*** Provided records ***

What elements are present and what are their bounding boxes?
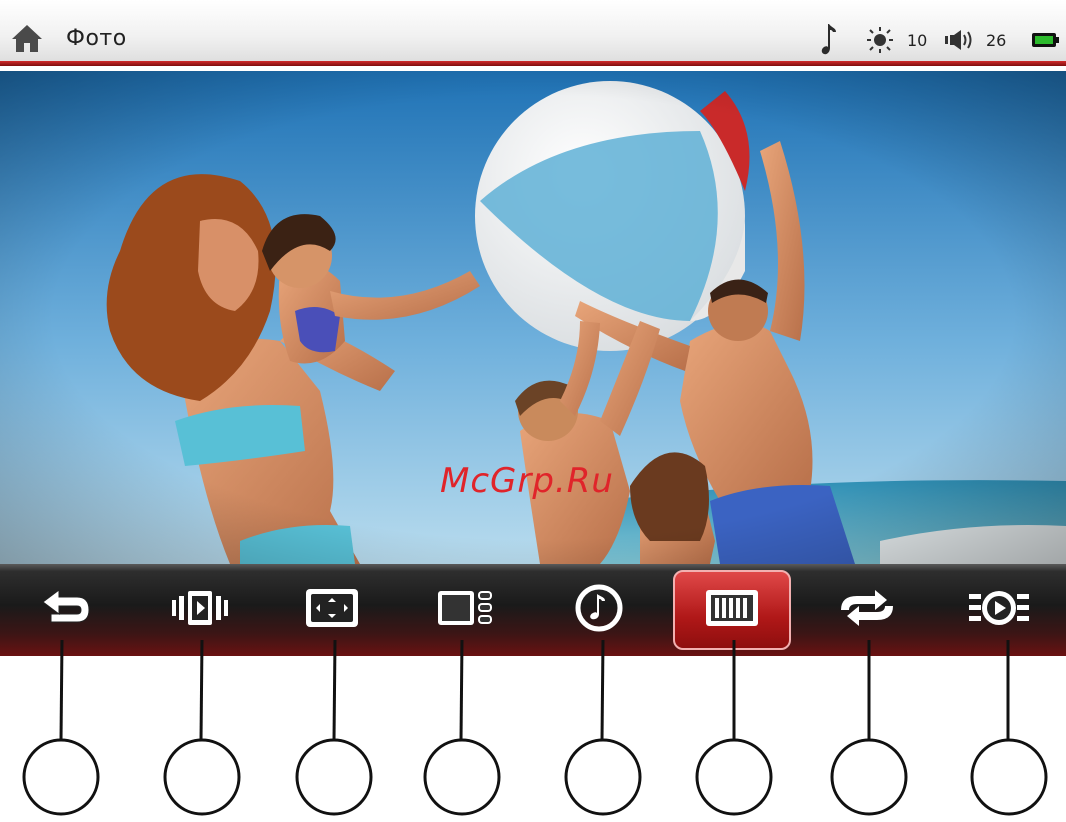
callout-circle-1	[22, 738, 100, 816]
repeat-icon	[835, 588, 899, 632]
callout-circle-2	[163, 738, 241, 816]
status-bar: Фото 10 26	[0, 0, 1066, 66]
volume-icon	[944, 29, 976, 55]
play-effect-button[interactable]	[940, 570, 1058, 650]
page-title: Фото	[66, 26, 127, 51]
battery-icon	[1031, 32, 1059, 52]
callout-circle-5	[564, 738, 642, 816]
volume-value: 26	[986, 31, 1007, 50]
callout-line-1	[59, 639, 64, 741]
callout-line-4	[459, 639, 464, 741]
callout-line-5	[600, 639, 605, 741]
photo-view[interactable]: McGrp.Ru	[0, 71, 1066, 564]
callout-circle-6	[695, 738, 773, 816]
slideshow-icon	[169, 588, 231, 632]
callout-circle-3	[295, 738, 373, 816]
callout-circle-8	[970, 738, 1048, 816]
zoom-fit-icon	[304, 587, 360, 633]
callout-circle-7	[830, 738, 908, 816]
callout-markers	[0, 639, 1066, 818]
slideshow-button[interactable]	[141, 570, 259, 650]
music-button[interactable]	[540, 570, 658, 650]
back-button[interactable]	[8, 570, 126, 650]
music-icon	[575, 584, 623, 636]
callout-circle-4	[423, 738, 501, 816]
watermark: McGrp.Ru	[440, 461, 614, 501]
callout-line-3	[332, 639, 337, 741]
status-bar-divider	[0, 61, 1066, 66]
music-note-icon	[820, 22, 840, 60]
brightness-value: 10	[907, 31, 928, 50]
filmstrip-button[interactable]	[673, 570, 791, 650]
brightness-icon	[866, 26, 894, 58]
thumbnail-list-icon	[436, 589, 496, 631]
thumbnail-button[interactable]	[407, 570, 525, 650]
callout-line-2	[199, 639, 204, 741]
zoom-button[interactable]	[273, 570, 391, 650]
filmstrip-icon	[704, 588, 760, 632]
play-effect-icon	[967, 587, 1031, 633]
repeat-button[interactable]	[808, 570, 926, 650]
back-arrow-icon	[39, 586, 95, 634]
home-icon[interactable]	[10, 22, 44, 54]
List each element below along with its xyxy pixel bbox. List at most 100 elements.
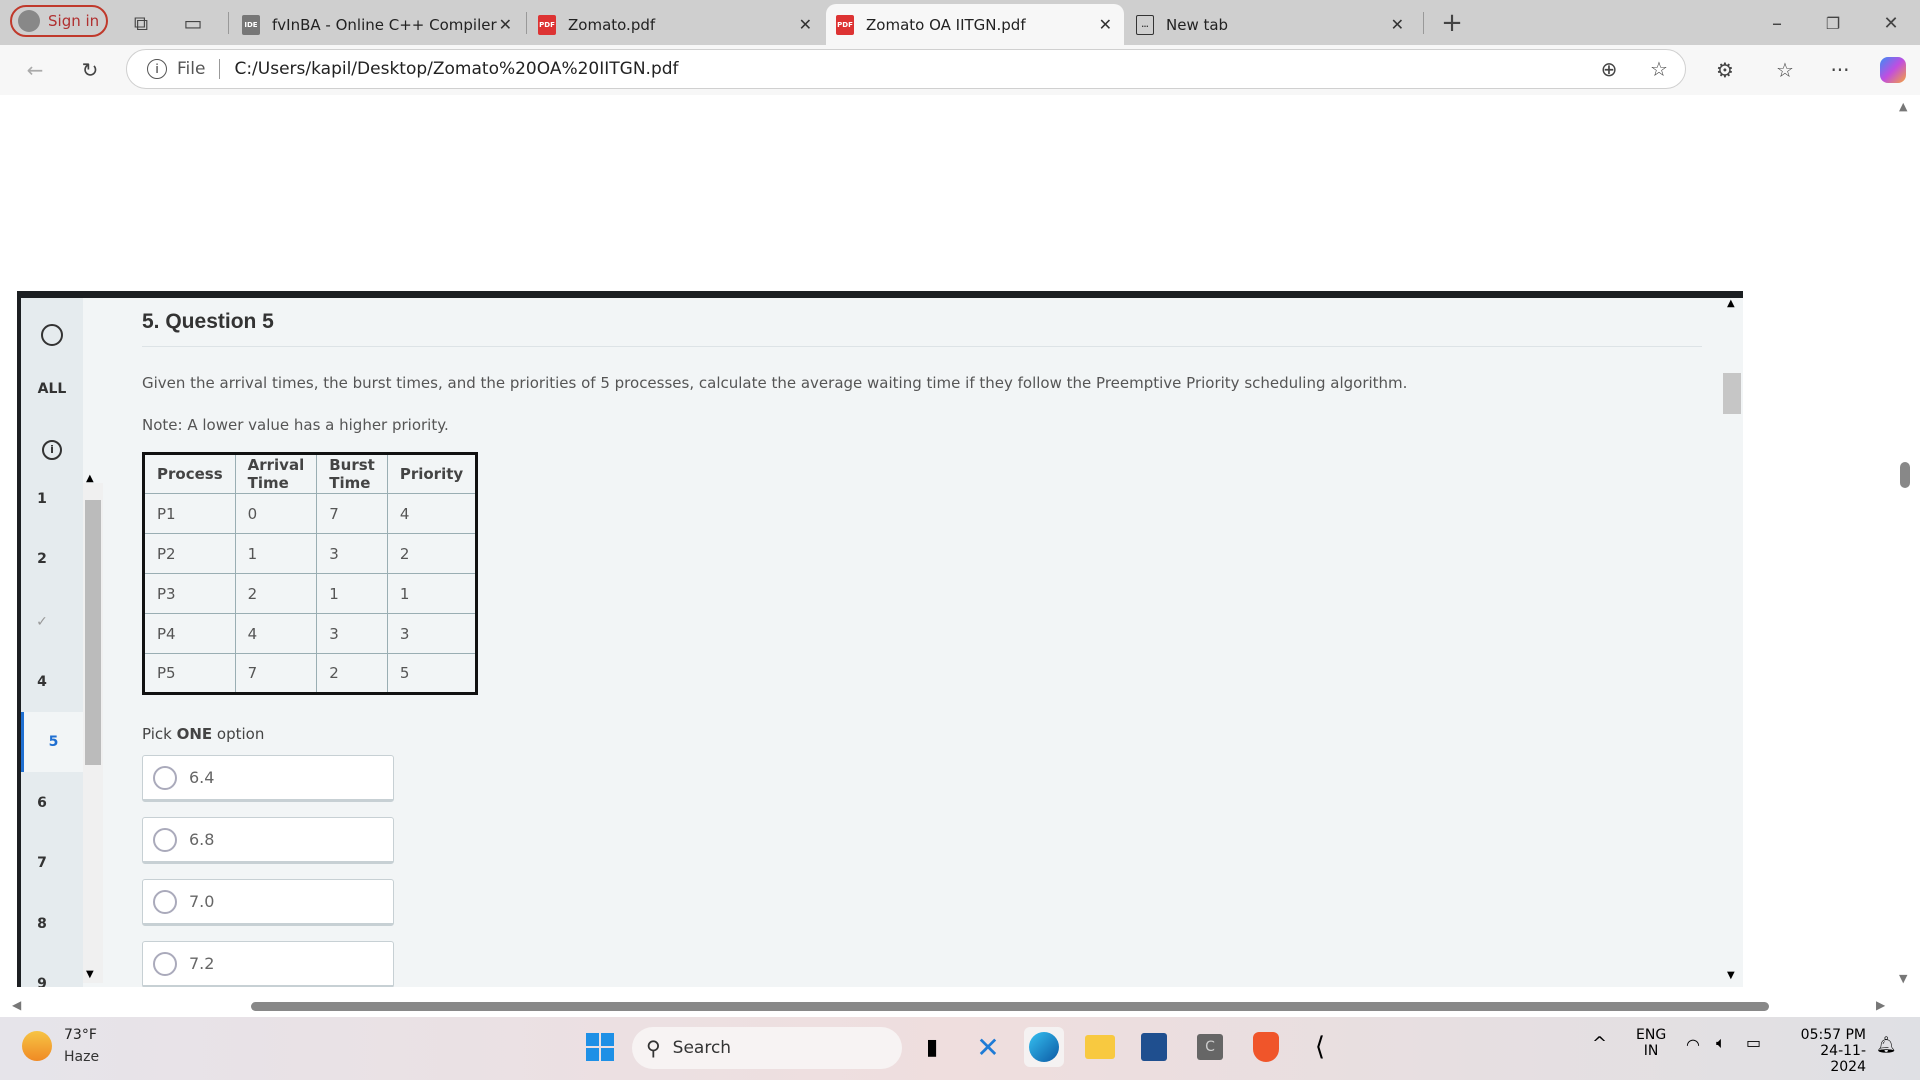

***

§ Request: Output the lines above as a JSON list of strings, one string for each line, leaving out blank lines and the pictures.

§ Finished exercise:
[
  "What elements are present and what are their bounding boxes?",
  "callout-circle-1\t[22, 738, 100, 816]",
  "repeat-icon\t[835, 588, 899, 632]",
  "callout-circle-2\t[163, 738, 241, 816]",
  "status-bar: Фото 10 26\t[0, 0, 1066, 66]",
  "volume-icon\t[944, 29, 976, 55]",
  "play-effect-button[interactable]\t[940, 570, 1058, 650]",
  "page-title: Фото\t[66, 26, 127, 51]",
  "battery-icon\t[1031, 32, 1059, 52]",
  "callout-circle-5\t[564, 738, 642, 816]",
  "volume-value: 26\t[986, 31, 1007, 50]",
  "callout-line-1\t[59, 639, 64, 741]",
  "callout-line-4\t[459, 639, 464, 741]",
  "callout-line-5\t[600, 639, 605, 741]",
  "photo-view[interactable]: McGrp.Ru\t[0, 71, 1066, 564]",
  "callout-circle-6\t[695, 738, 773, 816]",
  "slideshow-icon\t[169, 588, 231, 632]",
  "callout-circle-3\t[295, 738, 373, 816]",
  "callout-circle-8\t[970, 738, 1048, 816]",
  "zoom-fit-icon\t[304, 587, 360, 633]",
  "callout-circle-7\t[830, 738, 908, 816]",
  "callout-markers\t[0, 639, 1066, 818]",
  "slideshow-button[interactable]\t[141, 570, 259, 650]",
  "music-button[interactable]\t[540, 570, 658, 650]",
  "back-button[interactable]\t[8, 570, 126, 650]",
  "music-icon\t[575, 584, 623, 636]",
  "callout-circle-4\t[423, 738, 501, 816]",
  "watermark: McGrp.Ru\t[440, 461, 614, 501]",
  "callout-line-3\t[332, 639, 337, 741]",
  "status-bar-divider\t[0, 61, 1066, 66]",
  "music-note-icon\t[820, 22, 840, 60]",
  "brightness-value: 10\t[907, 31, 928, 50]",
  "filmstrip-button[interactable]\t[673, 570, 791, 650]",
  "brightness-icon\t[866, 26, 894, 58]",
  "thumbnail-list-icon\t[436, 589, 496, 631]",
  "thumbnail-button[interactable]\t[407, 570, 525, 650]",
  "callout-line-2\t[199, 639, 204, 741]",
  "zoom-button[interactable]\t[273, 570, 391, 650]",
  "filmstrip-icon\t[704, 588, 760, 632]",
  "play-effect-icon\t[967, 587, 1031, 633]",
  "repeat-button[interactable]\t[808, 570, 926, 650]",
  "back-arrow-icon\t[39, 586, 95, 634]",
  "home-icon[interactable]\t[10, 22, 44, 54]",
  "List each element below along with its xyxy pixel bbox. List at most 100 elements."
]